▶ [Aim of the task]: Show all lines that include the string "Change"; copy each one.

(Extracted records)
---

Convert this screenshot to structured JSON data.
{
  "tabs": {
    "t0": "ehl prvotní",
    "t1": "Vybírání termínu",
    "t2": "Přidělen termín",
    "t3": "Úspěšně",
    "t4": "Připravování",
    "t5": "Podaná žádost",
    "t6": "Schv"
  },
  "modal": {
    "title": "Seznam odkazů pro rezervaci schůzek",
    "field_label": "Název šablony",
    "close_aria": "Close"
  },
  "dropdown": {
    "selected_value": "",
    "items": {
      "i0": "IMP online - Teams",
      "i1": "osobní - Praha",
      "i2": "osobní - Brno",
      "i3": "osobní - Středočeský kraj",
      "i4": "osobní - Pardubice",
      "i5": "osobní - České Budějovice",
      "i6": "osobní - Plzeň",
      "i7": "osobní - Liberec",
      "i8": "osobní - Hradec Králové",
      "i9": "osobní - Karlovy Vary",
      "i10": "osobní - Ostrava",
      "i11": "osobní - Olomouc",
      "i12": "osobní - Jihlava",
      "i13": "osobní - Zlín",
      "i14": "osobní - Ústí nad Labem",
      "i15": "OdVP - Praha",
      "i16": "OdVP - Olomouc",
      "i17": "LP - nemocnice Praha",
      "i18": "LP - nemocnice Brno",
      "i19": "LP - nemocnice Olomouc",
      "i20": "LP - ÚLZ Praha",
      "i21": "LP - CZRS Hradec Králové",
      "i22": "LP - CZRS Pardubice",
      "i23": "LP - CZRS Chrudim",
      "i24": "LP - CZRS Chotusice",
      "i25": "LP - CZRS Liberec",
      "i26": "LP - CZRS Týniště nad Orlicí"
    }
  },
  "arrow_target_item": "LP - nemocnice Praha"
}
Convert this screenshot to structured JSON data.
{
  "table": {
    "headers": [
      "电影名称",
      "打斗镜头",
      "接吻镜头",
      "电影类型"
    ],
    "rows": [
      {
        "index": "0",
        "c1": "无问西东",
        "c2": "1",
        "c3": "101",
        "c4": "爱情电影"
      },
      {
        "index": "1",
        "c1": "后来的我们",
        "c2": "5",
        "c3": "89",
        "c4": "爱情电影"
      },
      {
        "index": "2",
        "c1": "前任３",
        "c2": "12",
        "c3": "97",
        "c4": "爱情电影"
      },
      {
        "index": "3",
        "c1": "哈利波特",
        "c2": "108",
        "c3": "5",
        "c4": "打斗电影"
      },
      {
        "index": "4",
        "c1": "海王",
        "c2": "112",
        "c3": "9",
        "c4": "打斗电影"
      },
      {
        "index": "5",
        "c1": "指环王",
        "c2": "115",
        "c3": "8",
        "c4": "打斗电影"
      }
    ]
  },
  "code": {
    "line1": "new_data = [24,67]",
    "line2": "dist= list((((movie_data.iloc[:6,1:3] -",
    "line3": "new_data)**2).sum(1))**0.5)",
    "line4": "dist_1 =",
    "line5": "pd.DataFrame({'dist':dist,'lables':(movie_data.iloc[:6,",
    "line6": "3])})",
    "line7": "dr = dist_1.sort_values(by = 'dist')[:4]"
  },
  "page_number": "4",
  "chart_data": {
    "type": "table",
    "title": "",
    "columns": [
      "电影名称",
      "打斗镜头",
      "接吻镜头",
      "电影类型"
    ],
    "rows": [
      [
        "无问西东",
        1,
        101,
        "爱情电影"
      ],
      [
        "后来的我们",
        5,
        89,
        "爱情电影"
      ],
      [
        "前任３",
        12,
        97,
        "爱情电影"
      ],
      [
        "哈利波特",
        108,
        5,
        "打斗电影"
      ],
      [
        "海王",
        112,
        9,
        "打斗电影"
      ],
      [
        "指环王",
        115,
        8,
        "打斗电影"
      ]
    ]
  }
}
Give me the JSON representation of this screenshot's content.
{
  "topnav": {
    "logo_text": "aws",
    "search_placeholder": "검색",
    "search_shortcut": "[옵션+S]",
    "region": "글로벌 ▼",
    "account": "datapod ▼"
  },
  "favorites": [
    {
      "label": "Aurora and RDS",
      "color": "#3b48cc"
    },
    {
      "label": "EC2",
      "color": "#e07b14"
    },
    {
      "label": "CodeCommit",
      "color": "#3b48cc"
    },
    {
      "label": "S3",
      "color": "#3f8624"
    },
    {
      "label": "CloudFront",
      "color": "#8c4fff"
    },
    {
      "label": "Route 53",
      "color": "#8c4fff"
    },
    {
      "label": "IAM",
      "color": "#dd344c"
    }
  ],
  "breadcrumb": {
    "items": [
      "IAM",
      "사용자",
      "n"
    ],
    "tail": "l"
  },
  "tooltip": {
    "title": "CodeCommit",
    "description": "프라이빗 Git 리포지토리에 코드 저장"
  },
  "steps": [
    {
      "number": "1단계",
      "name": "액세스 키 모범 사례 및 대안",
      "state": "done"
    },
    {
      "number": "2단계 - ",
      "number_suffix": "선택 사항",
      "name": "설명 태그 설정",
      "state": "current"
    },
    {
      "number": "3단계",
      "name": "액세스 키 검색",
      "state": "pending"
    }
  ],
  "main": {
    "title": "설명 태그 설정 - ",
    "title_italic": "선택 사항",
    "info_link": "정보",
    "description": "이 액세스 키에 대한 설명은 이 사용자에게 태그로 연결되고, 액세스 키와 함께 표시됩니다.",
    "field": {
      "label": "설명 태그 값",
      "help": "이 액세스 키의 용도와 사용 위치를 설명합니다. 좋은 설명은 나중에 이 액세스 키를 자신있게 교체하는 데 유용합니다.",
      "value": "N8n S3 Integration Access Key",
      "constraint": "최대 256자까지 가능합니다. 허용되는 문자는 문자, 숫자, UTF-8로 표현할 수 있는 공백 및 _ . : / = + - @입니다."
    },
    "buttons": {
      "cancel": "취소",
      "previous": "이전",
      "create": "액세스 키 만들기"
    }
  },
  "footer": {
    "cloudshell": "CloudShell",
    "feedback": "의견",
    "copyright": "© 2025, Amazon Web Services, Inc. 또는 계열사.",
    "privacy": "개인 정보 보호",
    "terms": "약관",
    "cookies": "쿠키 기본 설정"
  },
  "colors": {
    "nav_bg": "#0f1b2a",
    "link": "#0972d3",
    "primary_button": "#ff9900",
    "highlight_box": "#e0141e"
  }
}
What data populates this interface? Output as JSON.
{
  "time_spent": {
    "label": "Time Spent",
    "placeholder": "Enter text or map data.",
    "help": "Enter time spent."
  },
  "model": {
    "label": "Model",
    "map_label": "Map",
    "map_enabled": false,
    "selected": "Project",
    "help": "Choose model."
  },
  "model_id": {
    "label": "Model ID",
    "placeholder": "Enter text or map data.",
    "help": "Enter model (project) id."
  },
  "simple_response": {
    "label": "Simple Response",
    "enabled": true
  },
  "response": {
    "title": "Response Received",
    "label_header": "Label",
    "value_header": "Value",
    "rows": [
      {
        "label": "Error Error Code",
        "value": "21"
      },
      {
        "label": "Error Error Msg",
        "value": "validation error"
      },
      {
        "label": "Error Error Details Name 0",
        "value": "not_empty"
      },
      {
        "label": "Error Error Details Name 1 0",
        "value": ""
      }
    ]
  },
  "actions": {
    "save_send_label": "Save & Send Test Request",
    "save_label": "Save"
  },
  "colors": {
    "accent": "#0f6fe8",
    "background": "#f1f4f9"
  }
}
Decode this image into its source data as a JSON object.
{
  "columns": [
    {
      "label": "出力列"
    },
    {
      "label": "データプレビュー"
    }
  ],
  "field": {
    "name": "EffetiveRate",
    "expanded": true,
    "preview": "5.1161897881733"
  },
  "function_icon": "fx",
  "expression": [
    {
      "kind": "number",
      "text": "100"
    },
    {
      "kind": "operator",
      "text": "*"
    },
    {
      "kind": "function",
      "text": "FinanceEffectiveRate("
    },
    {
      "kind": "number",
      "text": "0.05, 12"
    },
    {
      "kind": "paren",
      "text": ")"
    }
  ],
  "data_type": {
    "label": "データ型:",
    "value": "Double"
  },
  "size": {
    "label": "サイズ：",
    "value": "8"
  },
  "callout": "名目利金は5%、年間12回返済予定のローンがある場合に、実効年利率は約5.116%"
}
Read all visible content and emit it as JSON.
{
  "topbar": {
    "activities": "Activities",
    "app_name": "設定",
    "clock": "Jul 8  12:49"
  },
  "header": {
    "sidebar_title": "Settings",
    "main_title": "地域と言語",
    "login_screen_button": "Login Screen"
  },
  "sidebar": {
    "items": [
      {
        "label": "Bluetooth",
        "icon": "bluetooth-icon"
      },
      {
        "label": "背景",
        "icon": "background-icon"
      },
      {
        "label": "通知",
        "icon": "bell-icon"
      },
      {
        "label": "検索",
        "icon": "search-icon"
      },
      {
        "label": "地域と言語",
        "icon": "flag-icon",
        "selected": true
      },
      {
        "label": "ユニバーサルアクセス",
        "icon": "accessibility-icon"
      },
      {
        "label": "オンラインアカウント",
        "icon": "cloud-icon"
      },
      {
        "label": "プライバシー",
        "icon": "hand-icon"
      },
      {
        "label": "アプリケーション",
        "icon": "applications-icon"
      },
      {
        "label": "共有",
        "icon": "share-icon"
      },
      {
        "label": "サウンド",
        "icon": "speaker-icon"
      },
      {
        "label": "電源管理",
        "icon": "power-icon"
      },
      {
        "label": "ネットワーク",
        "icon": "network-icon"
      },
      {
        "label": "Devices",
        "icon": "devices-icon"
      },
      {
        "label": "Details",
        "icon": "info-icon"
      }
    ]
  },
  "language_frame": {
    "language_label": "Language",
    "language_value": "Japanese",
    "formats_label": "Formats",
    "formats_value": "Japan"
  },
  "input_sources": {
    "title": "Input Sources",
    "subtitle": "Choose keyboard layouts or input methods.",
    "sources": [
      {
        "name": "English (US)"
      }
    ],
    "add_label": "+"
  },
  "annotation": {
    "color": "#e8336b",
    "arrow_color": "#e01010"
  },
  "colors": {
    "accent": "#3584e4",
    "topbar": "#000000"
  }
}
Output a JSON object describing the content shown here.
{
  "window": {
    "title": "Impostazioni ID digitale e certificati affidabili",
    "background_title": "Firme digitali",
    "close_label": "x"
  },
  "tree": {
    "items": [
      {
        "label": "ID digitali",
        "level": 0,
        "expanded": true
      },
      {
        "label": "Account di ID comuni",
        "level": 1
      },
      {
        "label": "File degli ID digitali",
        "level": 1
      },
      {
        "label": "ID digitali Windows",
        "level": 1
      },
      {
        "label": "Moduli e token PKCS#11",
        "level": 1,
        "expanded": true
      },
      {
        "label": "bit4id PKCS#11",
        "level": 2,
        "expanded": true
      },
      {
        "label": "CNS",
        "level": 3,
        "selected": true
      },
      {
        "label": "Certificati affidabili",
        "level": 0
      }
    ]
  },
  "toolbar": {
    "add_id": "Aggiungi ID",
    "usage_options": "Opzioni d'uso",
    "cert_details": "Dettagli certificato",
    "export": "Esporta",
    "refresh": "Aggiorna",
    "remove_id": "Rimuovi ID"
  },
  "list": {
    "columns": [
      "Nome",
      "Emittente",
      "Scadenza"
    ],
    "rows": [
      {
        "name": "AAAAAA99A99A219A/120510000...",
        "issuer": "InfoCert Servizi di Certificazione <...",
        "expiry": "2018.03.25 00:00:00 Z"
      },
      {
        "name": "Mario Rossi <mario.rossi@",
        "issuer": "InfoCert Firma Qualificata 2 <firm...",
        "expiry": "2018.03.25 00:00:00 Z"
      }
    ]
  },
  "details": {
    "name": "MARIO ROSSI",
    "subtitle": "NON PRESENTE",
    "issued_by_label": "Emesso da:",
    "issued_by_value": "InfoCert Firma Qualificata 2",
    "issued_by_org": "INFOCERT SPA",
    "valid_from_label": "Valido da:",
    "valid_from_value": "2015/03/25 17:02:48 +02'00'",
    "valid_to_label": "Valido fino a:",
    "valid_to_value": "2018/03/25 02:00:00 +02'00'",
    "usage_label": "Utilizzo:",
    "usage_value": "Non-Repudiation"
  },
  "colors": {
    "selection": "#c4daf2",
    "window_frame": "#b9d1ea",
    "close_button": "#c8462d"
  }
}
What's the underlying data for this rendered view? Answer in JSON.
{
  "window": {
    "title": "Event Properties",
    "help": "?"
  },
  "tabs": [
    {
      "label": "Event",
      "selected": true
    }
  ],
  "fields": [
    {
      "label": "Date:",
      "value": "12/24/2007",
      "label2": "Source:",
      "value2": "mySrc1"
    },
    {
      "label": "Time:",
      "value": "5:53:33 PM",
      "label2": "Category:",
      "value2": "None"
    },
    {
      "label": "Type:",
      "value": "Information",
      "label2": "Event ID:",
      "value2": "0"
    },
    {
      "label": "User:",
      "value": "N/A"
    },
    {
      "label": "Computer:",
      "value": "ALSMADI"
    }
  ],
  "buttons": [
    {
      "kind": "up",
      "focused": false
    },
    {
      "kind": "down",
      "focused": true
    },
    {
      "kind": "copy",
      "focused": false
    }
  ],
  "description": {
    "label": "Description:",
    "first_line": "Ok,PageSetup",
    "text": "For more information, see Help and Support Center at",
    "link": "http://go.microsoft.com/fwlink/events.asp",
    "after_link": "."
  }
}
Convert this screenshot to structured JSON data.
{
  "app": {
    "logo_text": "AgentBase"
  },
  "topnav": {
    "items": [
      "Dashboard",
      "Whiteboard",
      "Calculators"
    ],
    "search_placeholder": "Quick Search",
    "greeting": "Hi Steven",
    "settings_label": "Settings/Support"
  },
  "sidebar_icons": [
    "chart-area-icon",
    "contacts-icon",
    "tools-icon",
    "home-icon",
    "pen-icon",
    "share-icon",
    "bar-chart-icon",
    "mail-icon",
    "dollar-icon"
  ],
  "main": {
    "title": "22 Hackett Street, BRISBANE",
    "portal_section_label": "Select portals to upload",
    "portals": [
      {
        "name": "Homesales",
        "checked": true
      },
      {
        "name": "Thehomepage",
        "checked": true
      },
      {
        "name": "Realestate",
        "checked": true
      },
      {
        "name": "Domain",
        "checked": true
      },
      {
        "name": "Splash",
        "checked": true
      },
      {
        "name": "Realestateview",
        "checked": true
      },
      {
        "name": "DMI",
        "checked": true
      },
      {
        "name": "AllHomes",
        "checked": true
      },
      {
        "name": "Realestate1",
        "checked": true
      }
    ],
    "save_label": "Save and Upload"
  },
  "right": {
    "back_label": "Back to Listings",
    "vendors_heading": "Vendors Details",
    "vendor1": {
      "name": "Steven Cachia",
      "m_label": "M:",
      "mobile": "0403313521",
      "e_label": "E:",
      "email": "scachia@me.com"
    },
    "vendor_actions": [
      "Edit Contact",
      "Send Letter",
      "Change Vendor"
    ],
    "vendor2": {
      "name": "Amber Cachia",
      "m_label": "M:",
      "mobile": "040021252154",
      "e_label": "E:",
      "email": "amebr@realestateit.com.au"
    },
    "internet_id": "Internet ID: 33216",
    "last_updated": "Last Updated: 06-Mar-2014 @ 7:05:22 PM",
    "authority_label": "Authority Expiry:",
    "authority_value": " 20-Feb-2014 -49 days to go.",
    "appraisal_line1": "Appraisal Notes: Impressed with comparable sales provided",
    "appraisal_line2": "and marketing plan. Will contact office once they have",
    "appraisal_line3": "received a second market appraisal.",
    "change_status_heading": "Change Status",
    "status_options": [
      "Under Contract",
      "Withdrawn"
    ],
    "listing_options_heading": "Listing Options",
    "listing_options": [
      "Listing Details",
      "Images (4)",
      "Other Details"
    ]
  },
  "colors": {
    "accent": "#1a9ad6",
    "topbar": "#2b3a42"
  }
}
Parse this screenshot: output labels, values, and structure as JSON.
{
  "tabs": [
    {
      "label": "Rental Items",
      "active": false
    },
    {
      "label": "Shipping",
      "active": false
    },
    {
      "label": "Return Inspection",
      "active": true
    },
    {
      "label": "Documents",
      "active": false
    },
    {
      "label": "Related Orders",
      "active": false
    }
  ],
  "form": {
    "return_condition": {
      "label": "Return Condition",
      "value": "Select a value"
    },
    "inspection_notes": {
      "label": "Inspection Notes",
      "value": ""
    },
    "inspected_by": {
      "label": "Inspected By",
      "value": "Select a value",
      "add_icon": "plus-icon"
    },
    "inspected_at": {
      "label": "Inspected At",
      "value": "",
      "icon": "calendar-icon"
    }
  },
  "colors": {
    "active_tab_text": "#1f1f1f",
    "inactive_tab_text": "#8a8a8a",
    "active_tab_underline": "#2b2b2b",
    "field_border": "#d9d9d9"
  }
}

---

▶ [Finished task]:
      "Change Vendor"
    "change_status_heading": "Change Status",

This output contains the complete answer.